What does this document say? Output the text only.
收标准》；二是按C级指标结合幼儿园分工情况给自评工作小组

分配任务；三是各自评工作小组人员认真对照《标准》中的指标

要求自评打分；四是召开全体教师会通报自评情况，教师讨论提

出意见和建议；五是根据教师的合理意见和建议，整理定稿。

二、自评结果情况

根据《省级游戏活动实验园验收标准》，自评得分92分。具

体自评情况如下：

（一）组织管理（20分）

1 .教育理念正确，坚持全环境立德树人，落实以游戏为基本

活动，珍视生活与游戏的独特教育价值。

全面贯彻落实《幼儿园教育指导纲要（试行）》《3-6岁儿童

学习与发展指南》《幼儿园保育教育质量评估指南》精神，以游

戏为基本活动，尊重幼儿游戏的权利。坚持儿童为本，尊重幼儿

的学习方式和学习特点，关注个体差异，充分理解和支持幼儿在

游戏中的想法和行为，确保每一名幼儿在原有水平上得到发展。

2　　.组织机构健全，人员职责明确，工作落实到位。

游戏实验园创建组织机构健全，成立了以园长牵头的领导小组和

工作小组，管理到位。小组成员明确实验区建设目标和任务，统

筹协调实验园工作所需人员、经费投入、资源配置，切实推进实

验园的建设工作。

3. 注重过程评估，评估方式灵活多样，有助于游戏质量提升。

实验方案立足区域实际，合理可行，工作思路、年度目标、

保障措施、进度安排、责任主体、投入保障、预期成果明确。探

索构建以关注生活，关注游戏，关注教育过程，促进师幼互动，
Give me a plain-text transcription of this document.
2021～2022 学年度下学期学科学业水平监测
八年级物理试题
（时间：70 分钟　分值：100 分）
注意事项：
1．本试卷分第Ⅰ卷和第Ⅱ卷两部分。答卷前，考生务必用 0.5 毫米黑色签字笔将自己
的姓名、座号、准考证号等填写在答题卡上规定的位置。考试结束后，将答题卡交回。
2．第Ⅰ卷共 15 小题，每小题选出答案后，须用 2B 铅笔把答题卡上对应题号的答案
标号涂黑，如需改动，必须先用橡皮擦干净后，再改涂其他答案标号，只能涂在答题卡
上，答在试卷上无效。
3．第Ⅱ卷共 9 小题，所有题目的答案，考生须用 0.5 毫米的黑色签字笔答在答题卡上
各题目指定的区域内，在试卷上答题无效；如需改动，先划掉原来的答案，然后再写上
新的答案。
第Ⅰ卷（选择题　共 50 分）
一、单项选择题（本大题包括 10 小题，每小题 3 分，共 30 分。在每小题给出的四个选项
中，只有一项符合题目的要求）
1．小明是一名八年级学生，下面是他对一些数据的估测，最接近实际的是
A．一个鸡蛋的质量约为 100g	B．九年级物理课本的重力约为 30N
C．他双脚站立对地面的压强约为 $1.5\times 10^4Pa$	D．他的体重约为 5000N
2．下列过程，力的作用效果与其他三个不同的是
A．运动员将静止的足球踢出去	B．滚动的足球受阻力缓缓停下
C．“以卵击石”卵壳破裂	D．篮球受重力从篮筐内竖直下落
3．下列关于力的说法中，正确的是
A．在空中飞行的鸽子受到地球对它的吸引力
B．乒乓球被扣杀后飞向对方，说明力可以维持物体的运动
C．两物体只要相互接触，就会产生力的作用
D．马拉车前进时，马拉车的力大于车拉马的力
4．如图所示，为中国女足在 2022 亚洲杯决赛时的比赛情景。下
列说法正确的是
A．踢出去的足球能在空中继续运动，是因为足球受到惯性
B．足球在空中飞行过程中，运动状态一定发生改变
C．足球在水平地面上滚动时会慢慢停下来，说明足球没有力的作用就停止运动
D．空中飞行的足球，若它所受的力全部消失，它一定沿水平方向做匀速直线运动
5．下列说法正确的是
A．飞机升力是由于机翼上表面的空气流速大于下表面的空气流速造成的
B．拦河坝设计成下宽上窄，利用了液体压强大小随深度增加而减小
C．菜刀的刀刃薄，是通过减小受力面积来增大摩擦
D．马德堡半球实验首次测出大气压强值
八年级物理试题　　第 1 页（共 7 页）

....

**Set problem:** Compute how many lines include the string "text", then give that number by itself.

**Answer to the task:** 2